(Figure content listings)
----

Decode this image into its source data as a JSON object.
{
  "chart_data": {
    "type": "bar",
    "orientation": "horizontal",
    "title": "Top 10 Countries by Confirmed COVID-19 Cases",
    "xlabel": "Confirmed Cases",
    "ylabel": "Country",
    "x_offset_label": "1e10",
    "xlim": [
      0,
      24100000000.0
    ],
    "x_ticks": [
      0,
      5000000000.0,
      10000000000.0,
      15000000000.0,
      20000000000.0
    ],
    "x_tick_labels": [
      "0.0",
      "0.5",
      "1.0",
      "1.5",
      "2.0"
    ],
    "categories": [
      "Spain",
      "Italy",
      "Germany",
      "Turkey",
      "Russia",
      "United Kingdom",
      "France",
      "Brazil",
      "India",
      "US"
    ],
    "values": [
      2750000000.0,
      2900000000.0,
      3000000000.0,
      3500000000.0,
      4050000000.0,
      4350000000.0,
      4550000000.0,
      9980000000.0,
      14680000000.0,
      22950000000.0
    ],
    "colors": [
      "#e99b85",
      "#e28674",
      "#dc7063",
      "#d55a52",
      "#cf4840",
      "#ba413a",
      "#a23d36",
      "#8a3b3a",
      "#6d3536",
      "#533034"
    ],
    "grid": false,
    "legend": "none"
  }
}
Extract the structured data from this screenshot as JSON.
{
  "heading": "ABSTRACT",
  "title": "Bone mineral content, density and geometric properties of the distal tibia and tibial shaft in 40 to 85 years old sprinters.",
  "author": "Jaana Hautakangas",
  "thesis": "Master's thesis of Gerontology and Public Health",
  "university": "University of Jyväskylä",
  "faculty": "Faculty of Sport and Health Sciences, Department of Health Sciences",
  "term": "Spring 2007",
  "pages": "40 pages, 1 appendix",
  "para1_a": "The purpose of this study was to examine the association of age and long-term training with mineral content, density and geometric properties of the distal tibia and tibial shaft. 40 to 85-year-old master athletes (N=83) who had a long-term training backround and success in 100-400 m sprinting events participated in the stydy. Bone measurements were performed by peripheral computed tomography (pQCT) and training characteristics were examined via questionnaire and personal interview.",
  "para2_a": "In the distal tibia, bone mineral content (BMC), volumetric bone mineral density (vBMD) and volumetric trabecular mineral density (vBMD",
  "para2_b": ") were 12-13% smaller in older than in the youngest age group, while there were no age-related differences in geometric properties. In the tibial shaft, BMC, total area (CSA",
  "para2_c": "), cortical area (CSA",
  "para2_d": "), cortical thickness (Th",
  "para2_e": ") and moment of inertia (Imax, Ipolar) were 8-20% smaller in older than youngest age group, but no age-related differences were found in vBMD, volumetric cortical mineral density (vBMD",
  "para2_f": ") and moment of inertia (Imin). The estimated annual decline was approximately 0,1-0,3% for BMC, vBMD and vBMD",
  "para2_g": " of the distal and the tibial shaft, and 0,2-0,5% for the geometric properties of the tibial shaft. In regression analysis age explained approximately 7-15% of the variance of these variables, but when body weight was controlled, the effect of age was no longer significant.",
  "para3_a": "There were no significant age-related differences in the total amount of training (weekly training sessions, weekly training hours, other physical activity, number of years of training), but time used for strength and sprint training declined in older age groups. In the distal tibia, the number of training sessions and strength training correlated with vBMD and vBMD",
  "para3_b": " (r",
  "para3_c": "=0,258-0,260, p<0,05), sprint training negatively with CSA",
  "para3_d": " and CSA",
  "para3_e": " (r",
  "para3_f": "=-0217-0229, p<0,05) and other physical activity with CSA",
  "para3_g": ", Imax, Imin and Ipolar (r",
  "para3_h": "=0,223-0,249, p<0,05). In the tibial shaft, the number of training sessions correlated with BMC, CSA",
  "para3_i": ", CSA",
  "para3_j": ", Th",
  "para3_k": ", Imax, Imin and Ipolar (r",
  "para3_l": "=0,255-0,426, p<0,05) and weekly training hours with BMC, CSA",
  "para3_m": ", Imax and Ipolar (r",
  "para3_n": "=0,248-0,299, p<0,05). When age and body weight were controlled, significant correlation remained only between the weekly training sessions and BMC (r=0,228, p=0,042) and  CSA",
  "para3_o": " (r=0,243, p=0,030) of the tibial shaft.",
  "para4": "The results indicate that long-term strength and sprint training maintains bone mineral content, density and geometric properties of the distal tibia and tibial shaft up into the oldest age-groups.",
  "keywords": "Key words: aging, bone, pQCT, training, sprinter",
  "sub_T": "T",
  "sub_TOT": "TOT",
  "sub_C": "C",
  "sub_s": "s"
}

----

Task details:
Output all of the data again. Match it exactly.

Response for this exercise:
Decode this image into its source data as a JSON object.
{
  "chart_data": {
    "type": "bar",
    "orientation": "horizontal",
    "title": "Top 10 Countries by Confirmed COVID-19 Cases",
    "xlabel": "Confirmed Cases",
    "ylabel": "Country",
    "x_offset_label": "1e10",
    "xlim": [
      0,
      24100000000.0
    ],
    "x_ticks": [
      0,
      5000000000.0,
      10000000000.0,
      15000000000.0,
      20000000000.0
    ],
    "x_tick_labels": [
      "0.0",
      "0.5",
      "1.0",
      "1.5",
      "2.0"
    ],
    "categories": [
      "Spain",
      "Italy",
      "Germany",
      "Turkey",
      "Russia",
      "United Kingdom",
      "France",
      "Brazil",
      "India",
      "US"
    ],
    "values": [
      2750000000.0,
      2900000000.0,
      3000000000.0,
      3500000000.0,
      4050000000.0,
      4350000000.0,
      4550000000.0,
      9980000000.0,
      14680000000.0,
      22950000000.0
    ],
    "colors": [
      "#e99b85",
      "#e28674",
      "#dc7063",
      "#d55a52",
      "#cf4840",
      "#ba413a",
      "#a23d36",
      "#8a3b3a",
      "#6d3536",
      "#533034"
    ],
    "grid": false,
    "legend": "none"
  }
}
Extract the structured data from this screenshot as JSON.
{
  "heading": "ABSTRACT",
  "title": "Bone mineral content, density and geometric properties of the distal tibia and tibial shaft in 40 to 85 years old sprinters.",
  "author": "Jaana Hautakangas",
  "thesis": "Master's thesis of Gerontology and Public Health",
  "university": "University of Jyväskylä",
  "faculty": "Faculty of Sport and Health Sciences, Department of Health Sciences",
  "term": "Spring 2007",
  "pages": "40 pages, 1 appendix",
  "para1_a": "The purpose of this study was to examine the association of age and long-term training with mineral content, density and geometric properties of the distal tibia and tibial shaft. 40 to 85-year-old master athletes (N=83) who had a long-term training backround and success in 100-400 m sprinting events participated in the stydy. Bone measurements were performed by peripheral computed tomography (pQCT) and training characteristics were examined via questionnaire and personal interview.",
  "para2_a": "In the distal tibia, bone mineral content (BMC), volumetric bone mineral density (vBMD) and volumetric trabecular mineral density (vBMD",
  "para2_b": ") were 12-13% smaller in older than in the youngest age group, while there were no age-related differences in geometric properties. In the tibial shaft, BMC, total area (CSA",
  "para2_c": "), cortical area (CSA",
  "para2_d": "), cortical thickness (Th",
  "para2_e": ") and moment of inertia (Imax, Ipolar) were 8-20% smaller in older than youngest age group, but no age-related differences were found in vBMD, volumetric cortical mineral density (vBMD",
  "para2_f": ") and moment of inertia (Imin). The estimated annual decline was approximately 0,1-0,3% for BMC, vBMD and vBMD",
  "para2_g": " of the distal and the tibial shaft, and 0,2-0,5% for the geometric properties of the tibial shaft. In regression analysis age explained approximately 7-15% of the variance of these variables, but when body weight was controlled, the effect of age was no longer significant.",
  "para3_a": "There were no significant age-related differences in the total amount of training (weekly training sessions, weekly training hours, other physical activity, number of years of training), but time used for strength and sprint training declined in older age groups. In the distal tibia, the number of training sessions and strength training correlated with vBMD and vBMD",
  "para3_b": " (r",
  "para3_c": "=0,258-0,260, p<0,05), sprint training negatively with CSA",
  "para3_d": " and CSA",
  "para3_e": " (r",
  "para3_f": "=-0217-0229, p<0,05) and other physical activity with CSA",
  "para3_g": ", Imax, Imin and Ipolar (r",
  "para3_h": "=0,223-0,249, p<0,05). In the tibial shaft, the number of training sessions correlated with BMC, CSA",
  "para3_i": ", CSA",
  "para3_j": ", Th",
  "para3_k": ", Imax, Imin and Ipolar (r",
  "para3_l": "=0,255-0,426, p<0,05) and weekly training hours with BMC, CSA",
  "para3_m": ", Imax and Ipolar (r",
  "para3_n": "=0,248-0,299, p<0,05). When age and body weight were controlled, significant correlation remained only between the weekly training sessions and BMC (r=0,228, p=0,042) and  CSA",
  "para3_o": " (r=0,243, p=0,030) of the tibial shaft.",
  "para4": "The results indicate that long-term strength and sprint training maintains bone mineral content, density and geometric properties of the distal tibia and tibial shaft up into the oldest age-groups.",
  "keywords": "Key words: aging, bone, pQCT, training, sprinter",
  "sub_T": "T",
  "sub_TOT": "TOT",
  "sub_C": "C",
  "sub_s": "s"
}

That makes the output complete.